>>>>

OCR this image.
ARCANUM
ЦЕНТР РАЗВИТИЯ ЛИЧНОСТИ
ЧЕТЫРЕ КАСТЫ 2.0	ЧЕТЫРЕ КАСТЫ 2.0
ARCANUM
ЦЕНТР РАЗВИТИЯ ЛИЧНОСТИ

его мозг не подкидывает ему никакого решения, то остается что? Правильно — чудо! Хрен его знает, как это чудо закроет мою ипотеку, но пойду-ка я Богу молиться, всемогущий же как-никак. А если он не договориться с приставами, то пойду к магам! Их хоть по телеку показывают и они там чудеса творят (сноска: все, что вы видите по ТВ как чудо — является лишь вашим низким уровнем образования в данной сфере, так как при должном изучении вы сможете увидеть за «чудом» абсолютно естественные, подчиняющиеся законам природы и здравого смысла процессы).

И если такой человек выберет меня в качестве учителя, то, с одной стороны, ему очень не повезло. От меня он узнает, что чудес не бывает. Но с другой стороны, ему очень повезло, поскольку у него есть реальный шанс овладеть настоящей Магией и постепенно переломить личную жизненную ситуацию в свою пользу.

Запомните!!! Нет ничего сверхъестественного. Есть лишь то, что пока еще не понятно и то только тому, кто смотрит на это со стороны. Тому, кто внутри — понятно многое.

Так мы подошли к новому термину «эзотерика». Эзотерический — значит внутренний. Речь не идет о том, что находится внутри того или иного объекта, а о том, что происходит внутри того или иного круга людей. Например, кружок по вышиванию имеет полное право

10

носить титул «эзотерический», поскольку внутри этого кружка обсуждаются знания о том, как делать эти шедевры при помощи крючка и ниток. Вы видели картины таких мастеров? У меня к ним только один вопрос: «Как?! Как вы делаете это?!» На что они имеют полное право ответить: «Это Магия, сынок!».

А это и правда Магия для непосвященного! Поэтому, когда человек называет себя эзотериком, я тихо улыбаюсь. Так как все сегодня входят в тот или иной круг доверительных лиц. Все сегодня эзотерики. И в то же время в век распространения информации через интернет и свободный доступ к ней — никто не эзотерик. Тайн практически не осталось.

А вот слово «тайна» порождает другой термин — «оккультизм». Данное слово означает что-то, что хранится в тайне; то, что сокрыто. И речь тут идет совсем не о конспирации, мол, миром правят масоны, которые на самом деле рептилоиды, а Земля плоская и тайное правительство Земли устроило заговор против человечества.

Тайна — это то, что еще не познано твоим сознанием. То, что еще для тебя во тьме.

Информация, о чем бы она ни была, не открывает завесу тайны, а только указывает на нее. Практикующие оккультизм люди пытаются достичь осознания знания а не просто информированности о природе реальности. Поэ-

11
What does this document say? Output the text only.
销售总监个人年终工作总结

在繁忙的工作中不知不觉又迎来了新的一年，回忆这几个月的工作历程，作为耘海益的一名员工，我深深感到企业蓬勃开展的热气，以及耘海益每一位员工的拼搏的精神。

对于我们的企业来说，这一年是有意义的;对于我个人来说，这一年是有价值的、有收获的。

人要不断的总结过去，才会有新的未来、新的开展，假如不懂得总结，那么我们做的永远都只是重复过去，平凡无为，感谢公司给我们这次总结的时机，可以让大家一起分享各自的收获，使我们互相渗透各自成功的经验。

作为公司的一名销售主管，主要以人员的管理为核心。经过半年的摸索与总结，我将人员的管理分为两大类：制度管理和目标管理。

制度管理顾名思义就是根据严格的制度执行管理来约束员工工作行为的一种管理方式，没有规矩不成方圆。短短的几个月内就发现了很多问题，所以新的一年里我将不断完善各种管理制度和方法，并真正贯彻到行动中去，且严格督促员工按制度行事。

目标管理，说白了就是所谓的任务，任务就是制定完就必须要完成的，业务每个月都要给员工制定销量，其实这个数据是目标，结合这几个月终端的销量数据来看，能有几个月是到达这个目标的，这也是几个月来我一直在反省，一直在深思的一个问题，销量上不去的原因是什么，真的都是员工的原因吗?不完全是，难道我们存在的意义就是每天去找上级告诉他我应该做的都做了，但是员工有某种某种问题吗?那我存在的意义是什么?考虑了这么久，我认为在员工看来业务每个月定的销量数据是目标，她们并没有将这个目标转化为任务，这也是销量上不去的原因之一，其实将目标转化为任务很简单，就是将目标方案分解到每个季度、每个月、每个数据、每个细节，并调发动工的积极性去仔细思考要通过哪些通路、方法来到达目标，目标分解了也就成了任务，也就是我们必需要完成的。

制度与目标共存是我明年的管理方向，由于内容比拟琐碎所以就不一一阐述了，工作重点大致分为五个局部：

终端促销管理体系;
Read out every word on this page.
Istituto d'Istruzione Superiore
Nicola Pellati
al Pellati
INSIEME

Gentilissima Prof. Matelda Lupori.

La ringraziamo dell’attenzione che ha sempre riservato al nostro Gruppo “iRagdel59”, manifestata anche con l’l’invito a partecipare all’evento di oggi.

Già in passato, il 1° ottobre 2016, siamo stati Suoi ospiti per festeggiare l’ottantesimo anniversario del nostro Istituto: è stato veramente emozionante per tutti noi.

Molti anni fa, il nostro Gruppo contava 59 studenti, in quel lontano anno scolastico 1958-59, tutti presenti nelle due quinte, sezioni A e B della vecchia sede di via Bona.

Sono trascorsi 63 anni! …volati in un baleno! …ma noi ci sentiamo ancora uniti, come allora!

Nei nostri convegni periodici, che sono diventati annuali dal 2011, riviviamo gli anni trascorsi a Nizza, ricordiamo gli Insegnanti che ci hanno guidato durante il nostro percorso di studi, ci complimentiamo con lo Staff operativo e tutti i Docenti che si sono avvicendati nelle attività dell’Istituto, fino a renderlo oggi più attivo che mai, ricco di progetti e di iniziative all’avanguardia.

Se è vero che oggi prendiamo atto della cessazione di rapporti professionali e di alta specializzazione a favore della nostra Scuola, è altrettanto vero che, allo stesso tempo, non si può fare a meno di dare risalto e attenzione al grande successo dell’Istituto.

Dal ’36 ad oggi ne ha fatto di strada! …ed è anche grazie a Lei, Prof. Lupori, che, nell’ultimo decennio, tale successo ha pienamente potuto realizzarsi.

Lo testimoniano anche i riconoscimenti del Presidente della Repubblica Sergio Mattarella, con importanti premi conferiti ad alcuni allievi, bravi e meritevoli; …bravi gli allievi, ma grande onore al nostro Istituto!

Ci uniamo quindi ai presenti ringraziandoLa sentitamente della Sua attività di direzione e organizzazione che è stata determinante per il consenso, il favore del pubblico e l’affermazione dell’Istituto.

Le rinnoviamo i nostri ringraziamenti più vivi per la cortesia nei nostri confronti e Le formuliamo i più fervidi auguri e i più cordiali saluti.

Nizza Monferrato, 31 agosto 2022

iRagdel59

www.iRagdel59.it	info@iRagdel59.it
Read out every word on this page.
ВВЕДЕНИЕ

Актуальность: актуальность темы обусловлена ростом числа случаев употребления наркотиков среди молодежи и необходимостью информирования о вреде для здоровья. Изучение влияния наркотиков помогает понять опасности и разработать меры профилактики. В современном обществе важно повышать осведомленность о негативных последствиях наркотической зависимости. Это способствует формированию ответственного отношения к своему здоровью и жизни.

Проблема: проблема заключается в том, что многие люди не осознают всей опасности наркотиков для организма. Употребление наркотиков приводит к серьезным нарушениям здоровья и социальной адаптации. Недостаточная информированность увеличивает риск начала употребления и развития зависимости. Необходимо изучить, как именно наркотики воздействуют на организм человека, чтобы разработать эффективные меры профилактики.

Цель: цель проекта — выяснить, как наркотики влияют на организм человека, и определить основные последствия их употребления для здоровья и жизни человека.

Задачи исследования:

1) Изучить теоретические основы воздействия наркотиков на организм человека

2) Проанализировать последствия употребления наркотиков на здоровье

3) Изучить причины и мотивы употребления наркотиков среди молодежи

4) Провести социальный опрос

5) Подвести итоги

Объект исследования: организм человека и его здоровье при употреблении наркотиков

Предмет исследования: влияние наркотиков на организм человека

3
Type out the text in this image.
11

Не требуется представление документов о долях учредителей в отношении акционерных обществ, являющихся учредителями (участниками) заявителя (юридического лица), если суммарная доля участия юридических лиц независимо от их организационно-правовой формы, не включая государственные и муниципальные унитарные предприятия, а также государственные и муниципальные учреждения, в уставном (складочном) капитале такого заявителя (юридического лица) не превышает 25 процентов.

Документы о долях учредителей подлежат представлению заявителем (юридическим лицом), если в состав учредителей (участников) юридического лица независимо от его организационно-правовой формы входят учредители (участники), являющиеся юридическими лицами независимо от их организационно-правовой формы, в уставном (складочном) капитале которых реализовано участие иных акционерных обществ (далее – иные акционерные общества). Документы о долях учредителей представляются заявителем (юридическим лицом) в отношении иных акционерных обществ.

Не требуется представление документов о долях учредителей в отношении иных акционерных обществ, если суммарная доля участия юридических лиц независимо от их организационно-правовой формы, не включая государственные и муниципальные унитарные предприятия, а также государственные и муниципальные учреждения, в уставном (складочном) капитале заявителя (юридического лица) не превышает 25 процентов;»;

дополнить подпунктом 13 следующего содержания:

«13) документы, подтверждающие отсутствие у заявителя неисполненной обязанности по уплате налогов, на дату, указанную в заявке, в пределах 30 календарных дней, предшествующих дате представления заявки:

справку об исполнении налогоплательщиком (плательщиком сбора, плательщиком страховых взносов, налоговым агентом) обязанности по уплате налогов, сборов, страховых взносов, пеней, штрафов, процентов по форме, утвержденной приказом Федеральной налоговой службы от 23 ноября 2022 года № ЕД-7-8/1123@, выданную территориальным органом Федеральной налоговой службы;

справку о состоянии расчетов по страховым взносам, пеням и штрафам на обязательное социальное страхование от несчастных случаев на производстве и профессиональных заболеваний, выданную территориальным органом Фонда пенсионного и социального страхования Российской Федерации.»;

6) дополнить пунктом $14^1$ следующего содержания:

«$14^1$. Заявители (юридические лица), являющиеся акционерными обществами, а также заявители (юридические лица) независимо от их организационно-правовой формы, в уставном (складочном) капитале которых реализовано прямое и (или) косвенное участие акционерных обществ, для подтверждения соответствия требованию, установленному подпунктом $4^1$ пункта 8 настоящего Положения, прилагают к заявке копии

<<<<

§ **What is asked**
Extract, from the listing above, every line where the string "favore" occurs.

§ **Answer to the problem**
Se è vero che oggi prendiamo atto della cessazione di rapporti professionali e di alta specializzazione a favore della nostra Scuola, è altrettanto vero che, allo stesso tempo, non si può fare a meno di dare risalto e attenzione al grande successo dell’Istituto.
Ci uniamo quindi ai presenti ringraziandoLa sentitamente della Sua attività di direzione e organizzazione che è stata determinante per il consenso, il favore del pubblico e l’affermazione dell’Istituto.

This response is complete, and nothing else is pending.